-- Start --

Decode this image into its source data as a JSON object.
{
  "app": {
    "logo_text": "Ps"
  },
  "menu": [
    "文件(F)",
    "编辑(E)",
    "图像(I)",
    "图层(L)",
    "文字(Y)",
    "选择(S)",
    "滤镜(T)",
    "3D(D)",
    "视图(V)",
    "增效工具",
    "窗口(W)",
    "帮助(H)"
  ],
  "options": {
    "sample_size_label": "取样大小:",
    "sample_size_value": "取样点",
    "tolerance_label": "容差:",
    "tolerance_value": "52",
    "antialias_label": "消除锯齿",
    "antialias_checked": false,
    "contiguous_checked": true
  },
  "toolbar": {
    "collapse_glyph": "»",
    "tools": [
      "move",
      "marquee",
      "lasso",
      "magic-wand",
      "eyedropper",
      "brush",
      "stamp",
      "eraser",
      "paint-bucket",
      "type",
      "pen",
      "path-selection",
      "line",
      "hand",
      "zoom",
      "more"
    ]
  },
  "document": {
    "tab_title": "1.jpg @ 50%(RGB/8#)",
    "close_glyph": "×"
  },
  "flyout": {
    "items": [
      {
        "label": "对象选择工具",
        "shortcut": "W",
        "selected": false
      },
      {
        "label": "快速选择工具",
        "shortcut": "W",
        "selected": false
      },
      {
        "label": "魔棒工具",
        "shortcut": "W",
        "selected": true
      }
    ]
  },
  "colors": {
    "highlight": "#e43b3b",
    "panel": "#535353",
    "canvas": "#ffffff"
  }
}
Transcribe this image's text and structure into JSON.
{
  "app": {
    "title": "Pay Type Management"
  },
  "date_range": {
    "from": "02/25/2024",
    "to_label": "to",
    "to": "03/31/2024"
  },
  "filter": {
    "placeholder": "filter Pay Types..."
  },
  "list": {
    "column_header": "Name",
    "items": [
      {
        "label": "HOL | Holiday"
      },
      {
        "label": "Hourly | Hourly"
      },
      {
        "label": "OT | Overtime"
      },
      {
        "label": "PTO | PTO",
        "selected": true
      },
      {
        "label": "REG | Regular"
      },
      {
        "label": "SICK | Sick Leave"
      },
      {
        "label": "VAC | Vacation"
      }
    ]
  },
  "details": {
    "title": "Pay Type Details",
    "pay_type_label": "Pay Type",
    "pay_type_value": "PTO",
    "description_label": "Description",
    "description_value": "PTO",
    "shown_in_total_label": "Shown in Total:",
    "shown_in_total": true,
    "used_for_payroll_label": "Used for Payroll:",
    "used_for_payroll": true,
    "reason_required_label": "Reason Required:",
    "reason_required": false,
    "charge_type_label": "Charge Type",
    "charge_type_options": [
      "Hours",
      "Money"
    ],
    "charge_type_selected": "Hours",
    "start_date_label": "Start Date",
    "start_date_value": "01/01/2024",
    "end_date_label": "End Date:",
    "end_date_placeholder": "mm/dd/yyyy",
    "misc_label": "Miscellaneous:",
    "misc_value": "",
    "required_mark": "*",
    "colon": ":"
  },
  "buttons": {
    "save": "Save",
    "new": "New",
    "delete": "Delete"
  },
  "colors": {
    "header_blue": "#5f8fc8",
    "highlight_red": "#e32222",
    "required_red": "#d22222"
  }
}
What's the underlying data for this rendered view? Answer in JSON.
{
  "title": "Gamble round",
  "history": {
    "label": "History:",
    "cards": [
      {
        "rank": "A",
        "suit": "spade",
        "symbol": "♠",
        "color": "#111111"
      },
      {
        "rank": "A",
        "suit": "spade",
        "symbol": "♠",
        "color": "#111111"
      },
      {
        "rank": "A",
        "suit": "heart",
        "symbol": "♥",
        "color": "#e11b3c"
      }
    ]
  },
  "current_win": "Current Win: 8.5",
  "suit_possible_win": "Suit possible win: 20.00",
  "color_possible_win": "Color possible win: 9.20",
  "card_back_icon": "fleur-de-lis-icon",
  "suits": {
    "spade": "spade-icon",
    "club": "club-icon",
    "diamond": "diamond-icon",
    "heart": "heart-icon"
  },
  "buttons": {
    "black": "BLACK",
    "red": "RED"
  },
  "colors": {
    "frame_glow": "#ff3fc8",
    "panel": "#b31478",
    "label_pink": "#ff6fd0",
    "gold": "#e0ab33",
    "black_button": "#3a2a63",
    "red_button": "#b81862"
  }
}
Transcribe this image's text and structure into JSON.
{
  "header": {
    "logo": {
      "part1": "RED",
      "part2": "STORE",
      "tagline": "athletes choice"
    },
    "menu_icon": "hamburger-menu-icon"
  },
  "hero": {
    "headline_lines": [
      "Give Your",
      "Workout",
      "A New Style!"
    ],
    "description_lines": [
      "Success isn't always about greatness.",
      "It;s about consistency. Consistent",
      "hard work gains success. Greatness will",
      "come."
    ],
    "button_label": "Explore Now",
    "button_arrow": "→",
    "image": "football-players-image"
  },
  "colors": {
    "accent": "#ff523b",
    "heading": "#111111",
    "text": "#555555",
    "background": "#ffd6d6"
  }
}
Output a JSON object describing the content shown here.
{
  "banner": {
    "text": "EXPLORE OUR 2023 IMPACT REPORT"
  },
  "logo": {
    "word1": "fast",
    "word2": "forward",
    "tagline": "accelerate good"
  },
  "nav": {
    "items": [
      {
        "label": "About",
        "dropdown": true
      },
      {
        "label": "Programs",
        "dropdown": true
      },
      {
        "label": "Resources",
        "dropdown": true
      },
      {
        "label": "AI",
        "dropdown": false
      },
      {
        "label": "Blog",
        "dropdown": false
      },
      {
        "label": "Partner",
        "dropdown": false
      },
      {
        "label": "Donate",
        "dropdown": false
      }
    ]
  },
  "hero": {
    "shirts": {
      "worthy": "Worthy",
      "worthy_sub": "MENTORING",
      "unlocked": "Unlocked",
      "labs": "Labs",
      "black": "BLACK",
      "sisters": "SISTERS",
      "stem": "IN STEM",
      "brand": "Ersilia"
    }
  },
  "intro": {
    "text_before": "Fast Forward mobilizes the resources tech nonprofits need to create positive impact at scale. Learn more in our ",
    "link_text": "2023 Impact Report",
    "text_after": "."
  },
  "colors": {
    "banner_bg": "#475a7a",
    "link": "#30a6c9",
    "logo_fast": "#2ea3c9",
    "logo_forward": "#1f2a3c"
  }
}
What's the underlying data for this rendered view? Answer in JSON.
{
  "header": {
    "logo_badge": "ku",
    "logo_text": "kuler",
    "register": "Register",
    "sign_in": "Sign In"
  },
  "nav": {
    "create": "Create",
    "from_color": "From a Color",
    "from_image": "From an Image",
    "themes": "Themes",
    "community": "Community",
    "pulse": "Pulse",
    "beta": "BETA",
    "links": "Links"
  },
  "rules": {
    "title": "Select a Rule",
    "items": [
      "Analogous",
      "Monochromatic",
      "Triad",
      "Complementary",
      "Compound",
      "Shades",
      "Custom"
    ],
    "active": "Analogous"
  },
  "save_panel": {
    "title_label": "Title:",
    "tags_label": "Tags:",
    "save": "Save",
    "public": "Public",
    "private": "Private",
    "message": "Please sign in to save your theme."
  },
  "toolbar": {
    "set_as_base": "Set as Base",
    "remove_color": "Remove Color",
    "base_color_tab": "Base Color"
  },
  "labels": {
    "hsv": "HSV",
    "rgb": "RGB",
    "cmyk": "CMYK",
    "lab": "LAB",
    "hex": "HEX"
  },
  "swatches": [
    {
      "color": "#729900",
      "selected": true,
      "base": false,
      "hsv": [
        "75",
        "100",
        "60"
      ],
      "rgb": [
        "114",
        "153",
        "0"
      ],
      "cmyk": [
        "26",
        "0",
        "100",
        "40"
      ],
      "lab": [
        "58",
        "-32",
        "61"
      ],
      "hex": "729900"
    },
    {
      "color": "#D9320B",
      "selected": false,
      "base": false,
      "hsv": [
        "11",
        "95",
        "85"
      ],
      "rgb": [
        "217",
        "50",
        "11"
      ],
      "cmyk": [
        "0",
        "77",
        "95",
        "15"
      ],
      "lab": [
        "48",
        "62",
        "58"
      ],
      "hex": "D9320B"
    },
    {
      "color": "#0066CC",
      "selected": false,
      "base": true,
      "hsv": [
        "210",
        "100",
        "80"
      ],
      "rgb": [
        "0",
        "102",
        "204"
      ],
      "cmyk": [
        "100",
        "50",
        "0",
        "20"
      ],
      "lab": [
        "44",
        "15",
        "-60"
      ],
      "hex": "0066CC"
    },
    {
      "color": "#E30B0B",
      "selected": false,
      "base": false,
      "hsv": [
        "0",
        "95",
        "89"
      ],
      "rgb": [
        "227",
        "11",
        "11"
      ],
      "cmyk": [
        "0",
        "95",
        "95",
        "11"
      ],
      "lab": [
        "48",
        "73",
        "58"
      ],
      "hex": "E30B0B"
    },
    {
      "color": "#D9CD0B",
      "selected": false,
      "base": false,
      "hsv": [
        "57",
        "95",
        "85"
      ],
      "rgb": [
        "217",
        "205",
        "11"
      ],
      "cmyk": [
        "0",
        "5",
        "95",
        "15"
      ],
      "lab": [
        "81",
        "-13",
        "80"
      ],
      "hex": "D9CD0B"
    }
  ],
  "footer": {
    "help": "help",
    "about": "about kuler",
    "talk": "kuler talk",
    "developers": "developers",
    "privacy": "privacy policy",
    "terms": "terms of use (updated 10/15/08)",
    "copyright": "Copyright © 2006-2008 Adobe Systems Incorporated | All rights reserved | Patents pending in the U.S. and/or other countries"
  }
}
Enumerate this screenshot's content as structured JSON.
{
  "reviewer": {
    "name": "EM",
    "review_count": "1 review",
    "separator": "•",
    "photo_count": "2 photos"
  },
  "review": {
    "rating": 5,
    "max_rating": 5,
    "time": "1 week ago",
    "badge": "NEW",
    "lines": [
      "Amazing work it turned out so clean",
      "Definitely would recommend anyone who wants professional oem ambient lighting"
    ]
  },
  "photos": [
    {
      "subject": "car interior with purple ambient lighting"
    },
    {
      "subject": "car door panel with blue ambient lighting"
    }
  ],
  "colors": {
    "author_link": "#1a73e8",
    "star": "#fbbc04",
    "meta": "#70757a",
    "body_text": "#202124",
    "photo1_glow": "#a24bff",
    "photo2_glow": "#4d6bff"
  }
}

-- End --

#### Task statement:
Of the lines in the data above, how many contain the word "icon"? Give only that figure.

#### Task response:
6